Task directions ▸ List each line of the data that holds the word "notes".

Exercise material ▸
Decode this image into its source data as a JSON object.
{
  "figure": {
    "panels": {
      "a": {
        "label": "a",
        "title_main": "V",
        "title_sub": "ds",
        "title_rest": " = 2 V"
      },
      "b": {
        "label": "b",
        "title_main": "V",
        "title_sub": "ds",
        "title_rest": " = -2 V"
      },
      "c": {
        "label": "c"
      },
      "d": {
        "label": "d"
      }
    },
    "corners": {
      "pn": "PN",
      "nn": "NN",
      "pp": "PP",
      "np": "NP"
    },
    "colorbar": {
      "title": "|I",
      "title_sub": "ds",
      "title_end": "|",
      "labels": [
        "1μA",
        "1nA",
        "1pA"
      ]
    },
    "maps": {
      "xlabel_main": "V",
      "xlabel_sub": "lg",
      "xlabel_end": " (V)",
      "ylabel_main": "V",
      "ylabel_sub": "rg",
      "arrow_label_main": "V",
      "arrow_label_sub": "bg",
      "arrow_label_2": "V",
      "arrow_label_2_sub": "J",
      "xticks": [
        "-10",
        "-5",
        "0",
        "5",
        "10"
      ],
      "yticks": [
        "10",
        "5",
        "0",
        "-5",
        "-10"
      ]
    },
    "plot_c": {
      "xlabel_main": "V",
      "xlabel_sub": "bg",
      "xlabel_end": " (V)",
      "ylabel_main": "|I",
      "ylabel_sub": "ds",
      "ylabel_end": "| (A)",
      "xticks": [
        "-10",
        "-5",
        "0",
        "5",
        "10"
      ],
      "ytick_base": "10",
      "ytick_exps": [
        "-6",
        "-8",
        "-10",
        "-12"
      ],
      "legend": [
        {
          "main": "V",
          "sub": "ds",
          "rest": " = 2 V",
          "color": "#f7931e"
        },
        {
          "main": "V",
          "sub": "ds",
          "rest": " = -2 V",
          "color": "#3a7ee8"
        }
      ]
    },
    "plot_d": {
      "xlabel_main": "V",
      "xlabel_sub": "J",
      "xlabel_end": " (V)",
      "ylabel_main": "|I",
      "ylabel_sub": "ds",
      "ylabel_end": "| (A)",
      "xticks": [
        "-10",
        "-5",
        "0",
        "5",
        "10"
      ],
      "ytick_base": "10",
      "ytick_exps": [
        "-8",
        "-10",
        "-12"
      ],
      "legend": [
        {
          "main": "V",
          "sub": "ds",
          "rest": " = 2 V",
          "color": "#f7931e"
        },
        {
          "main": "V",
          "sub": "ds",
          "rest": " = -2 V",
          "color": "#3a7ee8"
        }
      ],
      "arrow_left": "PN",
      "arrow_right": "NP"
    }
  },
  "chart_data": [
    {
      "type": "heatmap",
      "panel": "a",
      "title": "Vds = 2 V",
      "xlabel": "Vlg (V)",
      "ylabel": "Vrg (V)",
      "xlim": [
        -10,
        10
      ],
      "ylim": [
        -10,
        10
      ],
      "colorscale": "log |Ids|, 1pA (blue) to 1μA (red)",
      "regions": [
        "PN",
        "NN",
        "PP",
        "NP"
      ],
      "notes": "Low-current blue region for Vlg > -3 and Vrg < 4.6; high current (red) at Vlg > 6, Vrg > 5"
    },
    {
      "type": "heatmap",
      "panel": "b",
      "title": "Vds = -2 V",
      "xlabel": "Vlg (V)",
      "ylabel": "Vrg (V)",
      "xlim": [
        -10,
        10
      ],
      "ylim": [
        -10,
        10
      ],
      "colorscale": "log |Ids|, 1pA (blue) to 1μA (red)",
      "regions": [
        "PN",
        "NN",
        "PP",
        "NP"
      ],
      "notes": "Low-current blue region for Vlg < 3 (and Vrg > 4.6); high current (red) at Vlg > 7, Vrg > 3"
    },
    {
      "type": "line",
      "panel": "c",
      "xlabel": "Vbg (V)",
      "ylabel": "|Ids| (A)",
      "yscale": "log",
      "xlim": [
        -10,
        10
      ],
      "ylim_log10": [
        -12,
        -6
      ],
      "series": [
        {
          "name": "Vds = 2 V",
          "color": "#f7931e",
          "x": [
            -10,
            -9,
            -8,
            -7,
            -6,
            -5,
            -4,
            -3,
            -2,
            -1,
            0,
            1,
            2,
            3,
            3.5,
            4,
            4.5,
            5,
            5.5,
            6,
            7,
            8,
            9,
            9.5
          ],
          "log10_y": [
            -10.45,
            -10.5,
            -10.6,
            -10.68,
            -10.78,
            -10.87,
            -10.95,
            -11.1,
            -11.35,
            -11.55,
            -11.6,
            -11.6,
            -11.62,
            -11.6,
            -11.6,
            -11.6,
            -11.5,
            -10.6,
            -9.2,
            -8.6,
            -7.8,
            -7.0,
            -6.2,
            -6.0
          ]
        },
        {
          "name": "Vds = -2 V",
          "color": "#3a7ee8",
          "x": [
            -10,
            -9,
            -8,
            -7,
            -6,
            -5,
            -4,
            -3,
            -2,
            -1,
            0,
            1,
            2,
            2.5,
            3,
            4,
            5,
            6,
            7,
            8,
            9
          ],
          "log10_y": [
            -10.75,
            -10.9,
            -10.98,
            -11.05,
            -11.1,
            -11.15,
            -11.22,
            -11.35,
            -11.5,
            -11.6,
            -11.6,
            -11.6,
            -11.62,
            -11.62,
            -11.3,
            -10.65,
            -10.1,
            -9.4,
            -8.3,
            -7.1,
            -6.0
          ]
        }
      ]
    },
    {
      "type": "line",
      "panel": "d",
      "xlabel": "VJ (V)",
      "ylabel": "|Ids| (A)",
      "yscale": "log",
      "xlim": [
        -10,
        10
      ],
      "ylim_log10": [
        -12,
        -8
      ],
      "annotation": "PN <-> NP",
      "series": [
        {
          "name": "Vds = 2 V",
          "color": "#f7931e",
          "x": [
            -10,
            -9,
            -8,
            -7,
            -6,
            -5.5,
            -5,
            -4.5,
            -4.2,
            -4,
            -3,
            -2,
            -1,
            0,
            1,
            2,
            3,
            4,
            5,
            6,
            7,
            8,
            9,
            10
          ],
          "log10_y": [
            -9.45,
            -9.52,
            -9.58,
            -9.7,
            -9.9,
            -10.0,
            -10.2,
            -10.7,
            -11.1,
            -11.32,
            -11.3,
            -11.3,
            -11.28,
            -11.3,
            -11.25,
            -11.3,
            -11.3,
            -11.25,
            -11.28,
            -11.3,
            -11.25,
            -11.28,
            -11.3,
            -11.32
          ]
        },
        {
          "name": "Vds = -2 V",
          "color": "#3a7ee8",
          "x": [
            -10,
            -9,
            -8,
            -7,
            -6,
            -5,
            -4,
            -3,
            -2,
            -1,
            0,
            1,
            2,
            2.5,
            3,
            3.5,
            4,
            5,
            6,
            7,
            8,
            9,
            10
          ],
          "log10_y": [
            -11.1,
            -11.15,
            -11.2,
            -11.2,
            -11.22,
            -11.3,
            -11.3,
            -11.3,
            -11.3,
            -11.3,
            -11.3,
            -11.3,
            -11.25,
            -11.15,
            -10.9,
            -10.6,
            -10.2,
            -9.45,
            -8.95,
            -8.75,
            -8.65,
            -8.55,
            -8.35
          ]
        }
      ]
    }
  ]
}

Response below ▸
      "notes": "Low-current blue region for Vlg > -3 and Vrg < 4.6; high current (red) at Vlg > 6, Vrg > 5"
      "notes": "Low-current blue region for Vlg < 3 (and Vrg > 4.6); high current (red) at Vlg > 7, Vrg > 3"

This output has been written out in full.